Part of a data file

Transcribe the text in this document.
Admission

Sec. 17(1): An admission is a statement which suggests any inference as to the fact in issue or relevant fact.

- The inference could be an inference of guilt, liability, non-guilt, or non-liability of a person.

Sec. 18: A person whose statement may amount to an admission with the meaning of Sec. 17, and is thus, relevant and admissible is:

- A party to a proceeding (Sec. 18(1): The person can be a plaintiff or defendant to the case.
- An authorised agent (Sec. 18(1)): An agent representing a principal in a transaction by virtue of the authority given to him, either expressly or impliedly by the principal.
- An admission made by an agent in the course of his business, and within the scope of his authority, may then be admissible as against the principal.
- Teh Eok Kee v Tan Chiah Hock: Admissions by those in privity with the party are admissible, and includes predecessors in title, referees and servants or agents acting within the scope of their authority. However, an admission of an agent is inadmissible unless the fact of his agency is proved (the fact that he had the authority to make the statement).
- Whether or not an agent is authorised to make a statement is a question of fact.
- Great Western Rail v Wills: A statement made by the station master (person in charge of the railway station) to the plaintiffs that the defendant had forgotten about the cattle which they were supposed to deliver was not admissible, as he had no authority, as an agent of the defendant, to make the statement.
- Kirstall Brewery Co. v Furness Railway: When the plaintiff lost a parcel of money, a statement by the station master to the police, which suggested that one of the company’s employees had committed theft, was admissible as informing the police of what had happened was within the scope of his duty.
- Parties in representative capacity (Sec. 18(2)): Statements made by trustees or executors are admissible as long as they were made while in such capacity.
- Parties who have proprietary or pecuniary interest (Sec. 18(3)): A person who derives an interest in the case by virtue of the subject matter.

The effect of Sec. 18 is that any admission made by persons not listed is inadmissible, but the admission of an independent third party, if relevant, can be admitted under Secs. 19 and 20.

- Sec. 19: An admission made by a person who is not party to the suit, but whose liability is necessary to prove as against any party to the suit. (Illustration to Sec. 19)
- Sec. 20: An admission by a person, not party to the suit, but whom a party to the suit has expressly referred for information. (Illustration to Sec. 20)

__Written task__
From the preceding material, extract every line exactly.

__In response__
Transcribe the text in this document.
Admission

Sec. 17(1): An admission is a statement which suggests any inference as to the fact in issue or relevant fact.

- The inference could be an inference of guilt, liability, non-guilt, or non-liability of a person.

Sec. 18: A person whose statement may amount to an admission with the meaning of Sec. 17, and is thus, relevant and admissible is:

- A party to a proceeding (Sec. 18(1): The person can be a plaintiff or defendant to the case.
- An authorised agent (Sec. 18(1)): An agent representing a principal in a transaction by virtue of the authority given to him, either expressly or impliedly by the principal.
- An admission made by an agent in the course of his business, and within the scope of his authority, may then be admissible as against the principal.
- Teh Eok Kee v Tan Chiah Hock: Admissions by those in privity with the party are admissible, and includes predecessors in title, referees and servants or agents acting within the scope of their authority. However, an admission of an agent is inadmissible unless the fact of his agency is proved (the fact that he had the authority to make the statement).
- Whether or not an agent is authorised to make a statement is a question of fact.
- Great Western Rail v Wills: A statement made by the station master (person in charge of the railway station) to the plaintiffs that the defendant had forgotten about the cattle which they were supposed to deliver was not admissible, as he had no authority, as an agent of the defendant, to make the statement.
- Kirstall Brewery Co. v Furness Railway: When the plaintiff lost a parcel of money, a statement by the station master to the police, which suggested that one of the company’s employees had committed theft, was admissible as informing the police of what had happened was within the scope of his duty.
- Parties in representative capacity (Sec. 18(2)): Statements made by trustees or executors are admissible as long as they were made while in such capacity.
- Parties who have proprietary or pecuniary interest (Sec. 18(3)): A person who derives an interest in the case by virtue of the subject matter.

The effect of Sec. 18 is that any admission made by persons not listed is inadmissible, but the admission of an independent third party, if relevant, can be admitted under Secs. 19 and 20.

- Sec. 19: An admission made by a person who is not party to the suit, but whose liability is necessary to prove as against any party to the suit. (Illustration to Sec. 19)
- Sec. 20: An admission by a person, not party to the suit, but whom a party to the suit has expressly referred for information. (Illustration to Sec. 20)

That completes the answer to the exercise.